Determine the count of lines holding "frac" and give that count alone.

**Exercise materials**

__________________________________________________

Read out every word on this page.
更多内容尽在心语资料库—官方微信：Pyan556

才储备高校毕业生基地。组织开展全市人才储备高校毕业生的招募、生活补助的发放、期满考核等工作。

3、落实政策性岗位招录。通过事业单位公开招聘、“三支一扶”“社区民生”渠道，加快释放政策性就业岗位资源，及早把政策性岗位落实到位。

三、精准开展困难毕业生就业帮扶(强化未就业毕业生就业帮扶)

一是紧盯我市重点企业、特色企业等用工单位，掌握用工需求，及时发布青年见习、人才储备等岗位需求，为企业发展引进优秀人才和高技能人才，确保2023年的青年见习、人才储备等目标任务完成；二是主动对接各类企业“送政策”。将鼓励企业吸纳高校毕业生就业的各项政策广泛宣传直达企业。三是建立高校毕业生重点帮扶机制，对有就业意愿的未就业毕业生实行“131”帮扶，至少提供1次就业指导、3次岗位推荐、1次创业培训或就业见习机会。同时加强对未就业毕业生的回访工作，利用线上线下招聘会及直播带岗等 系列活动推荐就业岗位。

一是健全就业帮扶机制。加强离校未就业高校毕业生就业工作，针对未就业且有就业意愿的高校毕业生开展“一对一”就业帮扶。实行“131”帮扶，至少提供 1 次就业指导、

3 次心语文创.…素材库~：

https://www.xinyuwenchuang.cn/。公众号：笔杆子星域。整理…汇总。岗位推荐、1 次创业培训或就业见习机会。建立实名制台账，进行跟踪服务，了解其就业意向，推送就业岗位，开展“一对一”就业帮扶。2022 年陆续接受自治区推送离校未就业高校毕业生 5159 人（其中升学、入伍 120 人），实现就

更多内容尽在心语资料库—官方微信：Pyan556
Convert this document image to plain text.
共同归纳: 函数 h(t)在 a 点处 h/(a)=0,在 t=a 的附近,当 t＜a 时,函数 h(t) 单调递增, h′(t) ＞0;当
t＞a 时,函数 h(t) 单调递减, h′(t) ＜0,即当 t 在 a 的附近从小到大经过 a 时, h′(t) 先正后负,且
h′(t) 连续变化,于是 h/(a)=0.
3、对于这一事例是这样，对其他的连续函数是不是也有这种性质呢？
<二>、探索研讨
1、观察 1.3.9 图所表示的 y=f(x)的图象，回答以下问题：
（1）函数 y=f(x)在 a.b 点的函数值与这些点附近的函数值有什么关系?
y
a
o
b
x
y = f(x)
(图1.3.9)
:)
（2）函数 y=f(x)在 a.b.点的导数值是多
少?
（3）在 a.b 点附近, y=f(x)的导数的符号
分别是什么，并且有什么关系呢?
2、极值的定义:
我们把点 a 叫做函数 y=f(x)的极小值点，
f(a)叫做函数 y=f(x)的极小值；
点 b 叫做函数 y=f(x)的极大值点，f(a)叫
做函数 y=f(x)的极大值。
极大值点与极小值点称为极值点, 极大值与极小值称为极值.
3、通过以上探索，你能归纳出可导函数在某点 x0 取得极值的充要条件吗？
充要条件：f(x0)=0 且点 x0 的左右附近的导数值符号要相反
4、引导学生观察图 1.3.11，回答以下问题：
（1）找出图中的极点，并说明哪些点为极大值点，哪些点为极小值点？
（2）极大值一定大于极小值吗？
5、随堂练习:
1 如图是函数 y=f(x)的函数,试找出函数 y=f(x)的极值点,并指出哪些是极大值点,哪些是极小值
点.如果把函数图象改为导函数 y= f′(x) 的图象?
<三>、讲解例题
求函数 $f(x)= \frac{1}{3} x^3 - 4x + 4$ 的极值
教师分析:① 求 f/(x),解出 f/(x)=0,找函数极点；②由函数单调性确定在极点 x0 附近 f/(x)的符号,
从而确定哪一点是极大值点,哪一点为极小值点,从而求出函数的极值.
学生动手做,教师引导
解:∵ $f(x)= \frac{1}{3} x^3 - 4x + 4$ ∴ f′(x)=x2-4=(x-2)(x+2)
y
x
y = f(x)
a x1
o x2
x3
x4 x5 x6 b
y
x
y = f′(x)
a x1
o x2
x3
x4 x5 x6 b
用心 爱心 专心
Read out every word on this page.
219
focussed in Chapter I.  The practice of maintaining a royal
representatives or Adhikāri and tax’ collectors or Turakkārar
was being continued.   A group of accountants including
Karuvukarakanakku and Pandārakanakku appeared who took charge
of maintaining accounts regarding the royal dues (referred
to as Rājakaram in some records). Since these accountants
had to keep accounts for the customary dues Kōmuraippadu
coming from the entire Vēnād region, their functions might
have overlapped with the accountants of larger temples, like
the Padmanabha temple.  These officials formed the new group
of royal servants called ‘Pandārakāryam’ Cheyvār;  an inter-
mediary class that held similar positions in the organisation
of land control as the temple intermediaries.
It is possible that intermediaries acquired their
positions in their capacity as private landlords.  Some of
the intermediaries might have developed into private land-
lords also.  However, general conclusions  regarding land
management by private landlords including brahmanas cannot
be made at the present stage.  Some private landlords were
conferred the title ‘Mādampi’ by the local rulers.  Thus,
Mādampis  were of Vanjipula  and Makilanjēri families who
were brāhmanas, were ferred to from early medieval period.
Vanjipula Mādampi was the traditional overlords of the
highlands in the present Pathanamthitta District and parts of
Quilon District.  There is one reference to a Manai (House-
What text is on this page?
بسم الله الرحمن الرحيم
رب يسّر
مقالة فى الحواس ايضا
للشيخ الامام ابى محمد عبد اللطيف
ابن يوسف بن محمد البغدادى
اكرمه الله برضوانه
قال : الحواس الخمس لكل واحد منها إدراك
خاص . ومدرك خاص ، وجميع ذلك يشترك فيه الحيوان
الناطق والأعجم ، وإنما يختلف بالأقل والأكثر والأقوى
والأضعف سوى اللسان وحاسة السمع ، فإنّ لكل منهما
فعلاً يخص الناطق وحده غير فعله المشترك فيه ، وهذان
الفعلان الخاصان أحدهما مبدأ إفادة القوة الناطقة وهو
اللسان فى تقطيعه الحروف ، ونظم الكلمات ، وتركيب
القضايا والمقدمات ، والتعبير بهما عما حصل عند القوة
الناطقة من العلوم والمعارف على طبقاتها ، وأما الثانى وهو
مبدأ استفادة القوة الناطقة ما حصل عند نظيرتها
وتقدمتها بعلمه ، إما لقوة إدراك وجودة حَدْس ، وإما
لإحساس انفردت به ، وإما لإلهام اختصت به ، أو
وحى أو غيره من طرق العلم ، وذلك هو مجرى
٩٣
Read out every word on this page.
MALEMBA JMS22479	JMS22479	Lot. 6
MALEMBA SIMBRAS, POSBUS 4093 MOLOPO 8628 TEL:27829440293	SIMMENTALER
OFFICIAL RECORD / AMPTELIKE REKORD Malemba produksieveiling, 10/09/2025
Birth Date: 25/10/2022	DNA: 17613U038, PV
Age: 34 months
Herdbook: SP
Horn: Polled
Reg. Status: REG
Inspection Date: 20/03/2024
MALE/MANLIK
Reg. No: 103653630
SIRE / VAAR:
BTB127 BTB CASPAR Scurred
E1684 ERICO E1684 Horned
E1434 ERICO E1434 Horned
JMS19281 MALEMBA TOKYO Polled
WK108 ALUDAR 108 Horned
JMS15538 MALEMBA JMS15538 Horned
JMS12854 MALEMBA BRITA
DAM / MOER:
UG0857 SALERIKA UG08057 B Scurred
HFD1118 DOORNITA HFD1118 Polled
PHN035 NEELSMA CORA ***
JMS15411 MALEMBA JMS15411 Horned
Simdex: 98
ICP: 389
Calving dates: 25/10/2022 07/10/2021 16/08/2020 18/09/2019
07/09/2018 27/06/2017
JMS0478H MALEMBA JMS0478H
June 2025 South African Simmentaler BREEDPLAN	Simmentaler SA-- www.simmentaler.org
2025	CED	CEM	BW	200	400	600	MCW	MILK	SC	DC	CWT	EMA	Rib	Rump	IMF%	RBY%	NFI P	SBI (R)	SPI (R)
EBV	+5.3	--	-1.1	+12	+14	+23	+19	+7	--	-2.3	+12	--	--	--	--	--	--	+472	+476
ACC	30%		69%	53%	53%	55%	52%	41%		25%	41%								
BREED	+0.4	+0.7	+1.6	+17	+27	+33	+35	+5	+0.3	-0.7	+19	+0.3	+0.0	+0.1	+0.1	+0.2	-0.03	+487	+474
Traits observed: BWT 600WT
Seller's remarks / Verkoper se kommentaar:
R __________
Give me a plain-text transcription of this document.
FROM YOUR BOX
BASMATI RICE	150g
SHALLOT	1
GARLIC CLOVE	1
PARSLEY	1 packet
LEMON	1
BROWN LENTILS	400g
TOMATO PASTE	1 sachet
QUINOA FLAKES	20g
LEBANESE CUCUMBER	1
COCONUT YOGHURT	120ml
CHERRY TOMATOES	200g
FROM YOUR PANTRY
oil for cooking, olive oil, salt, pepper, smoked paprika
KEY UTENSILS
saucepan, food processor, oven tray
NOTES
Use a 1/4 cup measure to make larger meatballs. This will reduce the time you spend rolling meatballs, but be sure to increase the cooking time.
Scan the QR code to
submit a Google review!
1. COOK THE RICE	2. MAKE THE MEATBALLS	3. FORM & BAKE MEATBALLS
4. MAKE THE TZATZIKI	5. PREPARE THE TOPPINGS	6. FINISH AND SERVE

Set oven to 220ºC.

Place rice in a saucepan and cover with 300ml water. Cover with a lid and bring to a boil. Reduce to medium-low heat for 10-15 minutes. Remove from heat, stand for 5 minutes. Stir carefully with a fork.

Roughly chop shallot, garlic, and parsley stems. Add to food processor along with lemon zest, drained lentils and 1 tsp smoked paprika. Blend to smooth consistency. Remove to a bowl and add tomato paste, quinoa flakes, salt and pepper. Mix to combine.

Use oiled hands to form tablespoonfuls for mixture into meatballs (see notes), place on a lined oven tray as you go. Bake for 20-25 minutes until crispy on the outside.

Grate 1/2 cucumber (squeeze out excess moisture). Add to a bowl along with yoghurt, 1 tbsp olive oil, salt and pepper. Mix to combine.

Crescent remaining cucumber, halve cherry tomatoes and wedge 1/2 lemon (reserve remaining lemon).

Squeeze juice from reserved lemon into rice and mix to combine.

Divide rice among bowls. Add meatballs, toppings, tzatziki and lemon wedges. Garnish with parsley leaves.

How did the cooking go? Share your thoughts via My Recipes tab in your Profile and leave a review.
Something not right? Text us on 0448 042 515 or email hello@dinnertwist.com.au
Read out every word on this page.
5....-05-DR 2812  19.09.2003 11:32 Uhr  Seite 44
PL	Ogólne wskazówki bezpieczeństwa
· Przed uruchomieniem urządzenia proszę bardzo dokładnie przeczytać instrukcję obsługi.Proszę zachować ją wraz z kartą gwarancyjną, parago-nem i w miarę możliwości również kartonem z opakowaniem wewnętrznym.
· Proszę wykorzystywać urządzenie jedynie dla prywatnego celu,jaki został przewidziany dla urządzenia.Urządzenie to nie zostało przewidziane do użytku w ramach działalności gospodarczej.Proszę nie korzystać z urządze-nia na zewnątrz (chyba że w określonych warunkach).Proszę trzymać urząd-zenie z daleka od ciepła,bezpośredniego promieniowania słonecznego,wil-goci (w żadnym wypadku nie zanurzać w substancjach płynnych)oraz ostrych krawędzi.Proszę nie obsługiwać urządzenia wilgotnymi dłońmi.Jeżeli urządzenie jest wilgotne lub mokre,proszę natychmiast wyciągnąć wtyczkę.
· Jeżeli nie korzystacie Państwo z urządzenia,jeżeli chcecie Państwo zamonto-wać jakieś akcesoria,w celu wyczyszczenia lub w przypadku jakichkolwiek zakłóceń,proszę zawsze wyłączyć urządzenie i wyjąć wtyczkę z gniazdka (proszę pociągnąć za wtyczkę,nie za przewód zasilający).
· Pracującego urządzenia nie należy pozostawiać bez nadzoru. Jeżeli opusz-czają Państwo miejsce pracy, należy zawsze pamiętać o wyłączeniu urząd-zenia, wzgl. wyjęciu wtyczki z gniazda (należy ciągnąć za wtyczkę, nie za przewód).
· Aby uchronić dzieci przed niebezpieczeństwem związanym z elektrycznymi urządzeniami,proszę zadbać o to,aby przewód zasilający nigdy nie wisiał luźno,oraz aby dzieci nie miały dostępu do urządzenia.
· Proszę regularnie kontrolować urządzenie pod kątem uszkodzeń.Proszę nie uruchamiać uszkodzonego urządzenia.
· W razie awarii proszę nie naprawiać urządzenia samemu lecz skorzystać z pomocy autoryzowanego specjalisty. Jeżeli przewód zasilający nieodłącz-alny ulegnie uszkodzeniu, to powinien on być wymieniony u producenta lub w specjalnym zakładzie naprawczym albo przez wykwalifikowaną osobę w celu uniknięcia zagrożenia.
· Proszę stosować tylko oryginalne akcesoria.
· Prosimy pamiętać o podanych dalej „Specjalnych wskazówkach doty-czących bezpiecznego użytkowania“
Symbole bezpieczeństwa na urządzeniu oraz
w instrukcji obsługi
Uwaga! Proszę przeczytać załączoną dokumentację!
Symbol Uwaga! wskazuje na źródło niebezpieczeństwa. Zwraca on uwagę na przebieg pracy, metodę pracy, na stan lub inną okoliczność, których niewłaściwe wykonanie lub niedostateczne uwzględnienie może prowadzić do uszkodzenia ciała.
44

__________________________________________________

**Correct answer**
2